* _DATA TO USE_:

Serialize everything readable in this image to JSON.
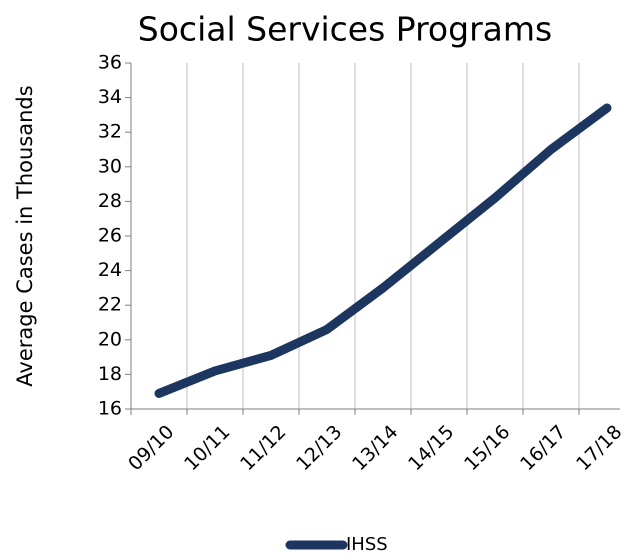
{
  "chart_data": {
    "type": "line",
    "title": "Social Services Programs",
    "y_label": "Average Cases  in Thousands",
    "categories": [
      "09/10",
      "10/11",
      "11/12",
      "12/13",
      "13/14",
      "14/15",
      "15/16",
      "16/17",
      "17/18"
    ],
    "series": [
      {
        "name": "IHSS",
        "color": "#1c3660",
        "values": [
          16.9,
          18.2,
          19.1,
          20.6,
          23.0,
          25.6,
          28.2,
          31.0,
          33.4
        ]
      }
    ],
    "ylim": [
      16,
      36
    ],
    "yticks": [
      16,
      18,
      20,
      22,
      24,
      26,
      28,
      30,
      32,
      34,
      36
    ],
    "grid": "x",
    "legend": "bottom"
  }
}
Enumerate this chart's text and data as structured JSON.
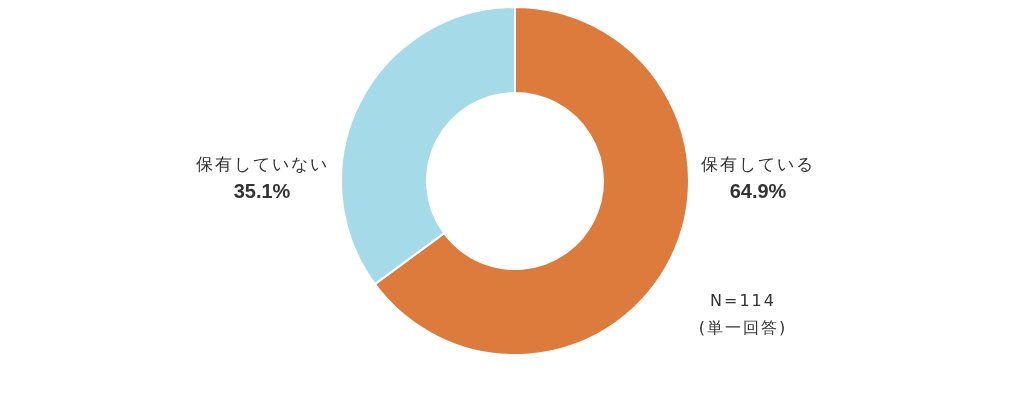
{
  "chart_data": {
    "type": "donut",
    "categories": [
      "保有している",
      "保有していない"
    ],
    "values": [
      64.9,
      35.1
    ],
    "value_labels": [
      "64.9%",
      "35.1%"
    ],
    "colors": [
      "#dd7b3c",
      "#a5dbe8"
    ],
    "annotations": [
      "N=114",
      "(単一回答)"
    ]
  }
}
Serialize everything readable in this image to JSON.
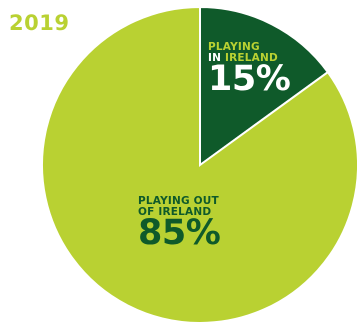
{
  "colors": {
    "lime": "#b9d132",
    "dark_green": "#0f5a2a",
    "white": "#ffffff"
  },
  "chart_data": {
    "type": "pie",
    "title": "2019",
    "slices": [
      {
        "label_line1": "PLAYING",
        "label_line2_prefix": "IN",
        "label_line2_highlight": "IRELAND",
        "value_label": "15%",
        "value": 15,
        "color": "#0f5a2a"
      },
      {
        "label_line1": "PLAYING OUT",
        "label_line2": "OF IRELAND",
        "value_label": "85%",
        "value": 85,
        "color": "#b9d132"
      }
    ]
  }
}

* _WRITTEN INSTRUCTION_: Pictures are not part of the copy; reproduce everything else in the records exactly.

* _EXERCISE OUTPUT_:
Serialize everything readable in this image to JSON.
{
  "chart_data": {
    "type": "line",
    "title": "Social Services Programs",
    "y_label": "Average Cases  in Thousands",
    "categories": [
      "09/10",
      "10/11",
      "11/12",
      "12/13",
      "13/14",
      "14/15",
      "15/16",
      "16/17",
      "17/18"
    ],
    "series": [
      {
        "name": "IHSS",
        "color": "#1c3660",
        "values": [
          16.9,
          18.2,
          19.1,
          20.6,
          23.0,
          25.6,
          28.2,
          31.0,
          33.4
        ]
      }
    ],
    "ylim": [
      16,
      36
    ],
    "yticks": [
      16,
      18,
      20,
      22,
      24,
      26,
      28,
      30,
      32,
      34,
      36
    ],
    "grid": "x",
    "legend": "bottom"
  }
}
Enumerate this chart's text and data as structured JSON.
{
  "chart_data": {
    "type": "donut",
    "categories": [
      "保有している",
      "保有していない"
    ],
    "values": [
      64.9,
      35.1
    ],
    "value_labels": [
      "64.9%",
      "35.1%"
    ],
    "colors": [
      "#dd7b3c",
      "#a5dbe8"
    ],
    "annotations": [
      "N=114",
      "(単一回答)"
    ]
  }
}
Serialize everything readable in this image to JSON.
{
  "colors": {
    "lime": "#b9d132",
    "dark_green": "#0f5a2a",
    "white": "#ffffff"
  },
  "chart_data": {
    "type": "pie",
    "title": "2019",
    "slices": [
      {
        "label_line1": "PLAYING",
        "label_line2_prefix": "IN",
        "label_line2_highlight": "IRELAND",
        "value_label": "15%",
        "value": 15,
        "color": "#0f5a2a"
      },
      {
        "label_line1": "PLAYING OUT",
        "label_line2": "OF IRELAND",
        "value_label": "85%",
        "value": 85,
        "color": "#b9d132"
      }
    ]
  }
}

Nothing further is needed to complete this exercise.